* **YOUR GOAL**
Rewrite the rows from the line with "i need the location" up to and including the line with "284, 399, 315]", changing "modal" to "dialog" and leaving everything else the same.

---- GIVEN RECORDS

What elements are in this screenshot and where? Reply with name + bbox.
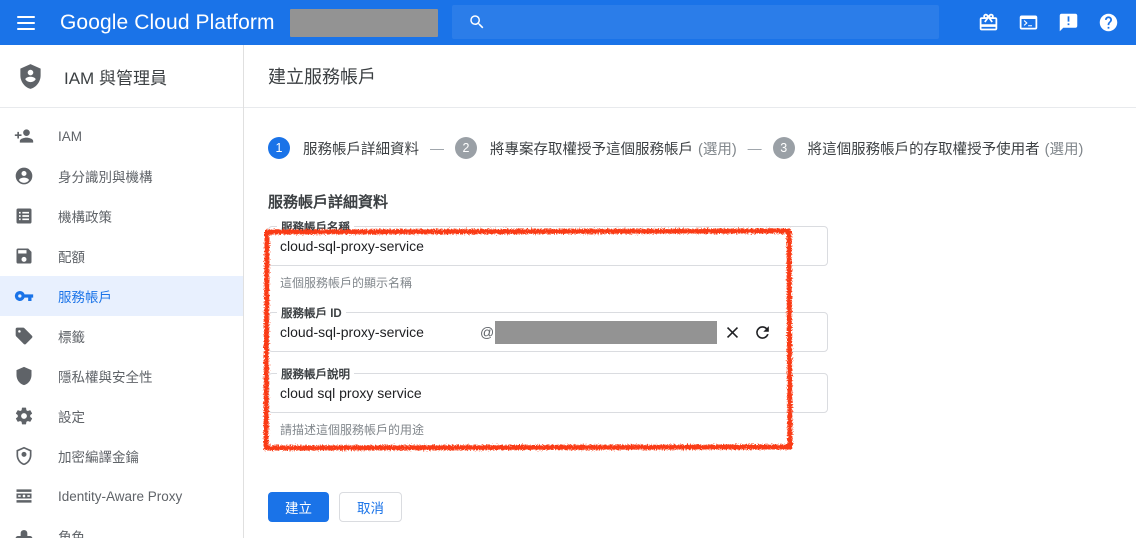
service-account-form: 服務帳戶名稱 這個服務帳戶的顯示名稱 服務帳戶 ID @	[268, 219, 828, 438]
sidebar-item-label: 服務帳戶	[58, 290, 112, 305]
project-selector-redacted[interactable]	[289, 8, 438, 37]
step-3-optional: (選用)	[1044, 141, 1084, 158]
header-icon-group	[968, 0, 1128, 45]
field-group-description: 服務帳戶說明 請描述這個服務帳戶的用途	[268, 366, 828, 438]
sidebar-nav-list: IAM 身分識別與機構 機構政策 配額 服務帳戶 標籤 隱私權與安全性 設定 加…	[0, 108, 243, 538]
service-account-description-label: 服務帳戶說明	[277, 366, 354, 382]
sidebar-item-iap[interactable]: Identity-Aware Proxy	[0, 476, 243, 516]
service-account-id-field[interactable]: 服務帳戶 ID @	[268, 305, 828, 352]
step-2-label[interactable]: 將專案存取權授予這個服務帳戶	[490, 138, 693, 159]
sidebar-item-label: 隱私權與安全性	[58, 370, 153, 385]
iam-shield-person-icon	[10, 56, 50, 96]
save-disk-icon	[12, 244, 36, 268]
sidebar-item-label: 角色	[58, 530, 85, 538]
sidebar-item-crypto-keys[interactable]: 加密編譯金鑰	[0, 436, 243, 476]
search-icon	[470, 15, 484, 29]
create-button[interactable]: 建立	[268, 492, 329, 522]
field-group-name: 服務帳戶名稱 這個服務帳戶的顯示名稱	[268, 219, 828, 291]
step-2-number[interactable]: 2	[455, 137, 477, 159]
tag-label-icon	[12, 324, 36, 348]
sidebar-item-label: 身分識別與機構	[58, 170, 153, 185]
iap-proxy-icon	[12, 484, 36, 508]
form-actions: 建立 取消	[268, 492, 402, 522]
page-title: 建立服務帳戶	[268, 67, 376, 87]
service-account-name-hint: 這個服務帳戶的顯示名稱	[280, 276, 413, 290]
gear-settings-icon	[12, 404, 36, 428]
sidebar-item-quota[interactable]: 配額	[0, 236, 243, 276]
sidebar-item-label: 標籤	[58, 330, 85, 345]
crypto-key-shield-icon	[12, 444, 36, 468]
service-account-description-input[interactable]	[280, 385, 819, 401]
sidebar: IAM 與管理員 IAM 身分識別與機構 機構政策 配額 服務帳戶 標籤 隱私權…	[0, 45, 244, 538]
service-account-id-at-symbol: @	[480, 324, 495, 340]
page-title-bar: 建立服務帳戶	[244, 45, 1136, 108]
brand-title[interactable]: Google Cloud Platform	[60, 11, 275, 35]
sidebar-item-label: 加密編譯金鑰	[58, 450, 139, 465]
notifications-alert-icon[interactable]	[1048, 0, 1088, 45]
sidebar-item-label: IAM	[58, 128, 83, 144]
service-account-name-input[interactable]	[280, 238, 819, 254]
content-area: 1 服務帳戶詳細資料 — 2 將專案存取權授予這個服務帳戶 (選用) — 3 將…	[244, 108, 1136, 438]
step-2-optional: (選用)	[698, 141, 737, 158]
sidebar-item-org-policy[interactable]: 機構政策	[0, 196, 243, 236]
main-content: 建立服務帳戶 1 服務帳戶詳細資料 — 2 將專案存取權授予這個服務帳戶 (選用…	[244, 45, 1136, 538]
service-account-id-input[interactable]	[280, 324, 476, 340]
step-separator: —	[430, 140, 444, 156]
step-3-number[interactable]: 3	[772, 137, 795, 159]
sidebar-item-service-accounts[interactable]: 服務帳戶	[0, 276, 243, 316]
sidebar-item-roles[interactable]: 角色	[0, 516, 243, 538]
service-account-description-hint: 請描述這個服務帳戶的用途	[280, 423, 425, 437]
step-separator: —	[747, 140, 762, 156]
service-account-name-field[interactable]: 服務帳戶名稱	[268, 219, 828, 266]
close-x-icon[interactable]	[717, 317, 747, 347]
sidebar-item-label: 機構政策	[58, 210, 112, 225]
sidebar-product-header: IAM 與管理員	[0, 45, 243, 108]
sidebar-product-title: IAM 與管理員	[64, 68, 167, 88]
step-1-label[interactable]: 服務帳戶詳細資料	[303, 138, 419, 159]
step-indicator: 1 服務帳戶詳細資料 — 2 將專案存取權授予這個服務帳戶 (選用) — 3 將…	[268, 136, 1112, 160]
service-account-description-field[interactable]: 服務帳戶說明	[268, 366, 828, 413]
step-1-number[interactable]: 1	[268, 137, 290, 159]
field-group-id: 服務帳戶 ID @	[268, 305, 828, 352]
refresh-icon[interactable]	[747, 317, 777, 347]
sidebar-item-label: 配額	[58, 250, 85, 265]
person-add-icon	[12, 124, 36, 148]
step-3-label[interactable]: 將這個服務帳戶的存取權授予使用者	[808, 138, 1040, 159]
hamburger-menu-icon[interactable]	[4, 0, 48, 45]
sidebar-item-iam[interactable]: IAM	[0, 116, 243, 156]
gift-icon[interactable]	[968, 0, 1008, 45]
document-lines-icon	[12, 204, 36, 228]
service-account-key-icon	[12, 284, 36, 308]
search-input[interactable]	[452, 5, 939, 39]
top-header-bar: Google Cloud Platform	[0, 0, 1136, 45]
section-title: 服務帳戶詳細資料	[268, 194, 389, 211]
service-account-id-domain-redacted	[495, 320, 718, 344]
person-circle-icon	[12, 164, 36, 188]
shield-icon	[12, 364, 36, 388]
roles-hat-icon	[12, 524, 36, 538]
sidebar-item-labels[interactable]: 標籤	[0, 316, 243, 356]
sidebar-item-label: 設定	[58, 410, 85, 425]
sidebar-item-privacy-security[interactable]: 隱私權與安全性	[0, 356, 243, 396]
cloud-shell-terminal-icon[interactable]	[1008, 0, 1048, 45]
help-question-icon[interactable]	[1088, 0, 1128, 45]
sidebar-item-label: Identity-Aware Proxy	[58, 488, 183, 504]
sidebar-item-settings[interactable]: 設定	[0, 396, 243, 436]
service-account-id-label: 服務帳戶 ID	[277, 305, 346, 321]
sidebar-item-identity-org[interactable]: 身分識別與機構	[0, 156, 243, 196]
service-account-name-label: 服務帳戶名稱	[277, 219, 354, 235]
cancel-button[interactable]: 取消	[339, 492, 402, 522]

--------
---- GIVEN RECORDS

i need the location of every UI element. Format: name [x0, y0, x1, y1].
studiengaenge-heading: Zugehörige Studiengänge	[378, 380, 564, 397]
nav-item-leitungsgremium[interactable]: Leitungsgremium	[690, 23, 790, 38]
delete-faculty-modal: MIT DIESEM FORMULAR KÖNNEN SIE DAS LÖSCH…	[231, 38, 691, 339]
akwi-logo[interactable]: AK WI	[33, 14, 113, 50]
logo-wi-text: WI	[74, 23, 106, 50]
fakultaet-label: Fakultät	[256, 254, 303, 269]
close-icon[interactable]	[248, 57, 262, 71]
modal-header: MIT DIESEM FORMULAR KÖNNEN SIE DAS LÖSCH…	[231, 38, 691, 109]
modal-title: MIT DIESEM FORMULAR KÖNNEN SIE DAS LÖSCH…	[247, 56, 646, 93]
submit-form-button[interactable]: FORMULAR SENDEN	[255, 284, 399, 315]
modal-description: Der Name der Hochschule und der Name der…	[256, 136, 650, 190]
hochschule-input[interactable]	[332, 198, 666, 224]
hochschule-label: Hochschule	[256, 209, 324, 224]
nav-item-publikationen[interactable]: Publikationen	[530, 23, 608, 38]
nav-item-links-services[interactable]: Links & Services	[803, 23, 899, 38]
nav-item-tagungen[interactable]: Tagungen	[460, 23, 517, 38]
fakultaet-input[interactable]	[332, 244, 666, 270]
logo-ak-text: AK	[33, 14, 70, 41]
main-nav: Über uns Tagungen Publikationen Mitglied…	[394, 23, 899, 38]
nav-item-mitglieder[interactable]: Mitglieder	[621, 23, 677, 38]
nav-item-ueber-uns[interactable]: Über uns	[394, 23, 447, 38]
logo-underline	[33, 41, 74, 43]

--------

* **TASK OUTPUT**
i need the location of every UI element. Format: name [x0, y0, x1, y1].
studiengaenge-heading: Zugehörige Studiengänge	[378, 380, 564, 397]
nav-item-leitungsgremium[interactable]: Leitungsgremium	[690, 23, 790, 38]
delete-faculty-dialog: MIT DIESEM FORMULAR KÖNNEN SIE DAS LÖSCH…	[231, 38, 691, 339]
akwi-logo[interactable]: AK WI	[33, 14, 113, 50]
logo-wi-text: WI	[74, 23, 106, 50]
fakultaet-label: Fakultät	[256, 254, 303, 269]
close-icon[interactable]	[248, 57, 262, 71]
dialog-header: MIT DIESEM FORMULAR KÖNNEN SIE DAS LÖSCH…	[231, 38, 691, 109]
dialog-title: MIT DIESEM FORMULAR KÖNNEN SIE DAS LÖSCH…	[247, 56, 646, 93]
submit-form-button[interactable]: FORMULAR SENDEN	[255, 284, 399, 315]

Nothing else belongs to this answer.